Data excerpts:
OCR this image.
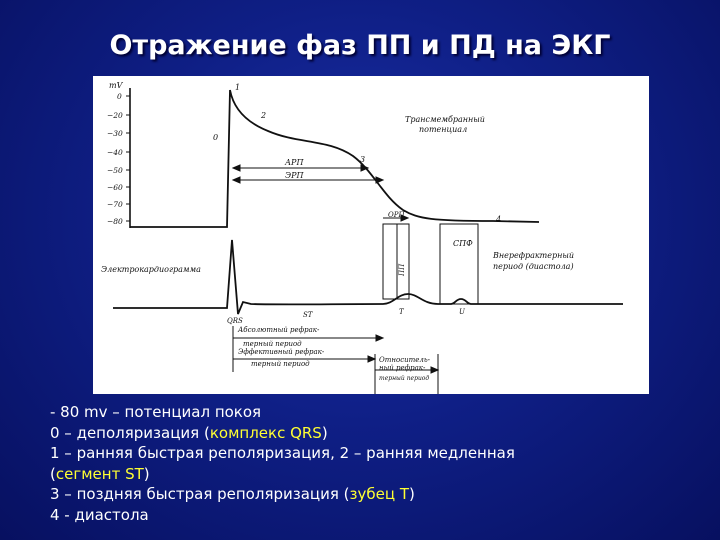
Отражение фаз ПП и ПД на ЭКГ
mV
0
−20
−30
−40
−50
−60
−70
−80
0
1
2
3
4
Трансмембранный
потенциал
АРП
ЭРП
ОРП
СПФ
ПП
Электрокардиограмма
Внерефрактерный
период (диастола)
QRS
ST	T	U
Абсолютный рефрак-
терный период
Эффективный рефрак-
терный период	Относитель-
ный рефрак-
терный период
- 80 mv – потенциал покоя
0 – деполяризация (комплекс QRS)
1 – ранняя быстрая реполяризация, 2 – ранняя медленная
(сегмент ST)
3 – поздняя быстрая реполяризация (зубец Т)
4 - диастола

• **TASK GOAL**:
All entries must be written out again exactly as given, with no pictures in the copy.

• **WRITTEN RESPONSE**:
OCR this image.
Отражение фаз ПП и ПД на ЭКГ
mV
0
−20
−30
−40
−50
−60
−70
−80
0
1
2
3
4
Трансмембранный
потенциал
АРП
ЭРП
ОРП
СПФ
ПП
Электрокардиограмма
Внерефрактерный
период (диастола)
QRS
ST	T	U
Абсолютный рефрак-
терный период
Эффективный рефрак-
терный период	Относитель-
ный рефрак-
терный период
- 80 mv – потенциал покоя
0 – деполяризация (комплекс QRS)
1 – ранняя быстрая реполяризация, 2 – ранняя медленная
(сегмент ST)
3 – поздняя быстрая реполяризация (зубец Т)
4 - диастола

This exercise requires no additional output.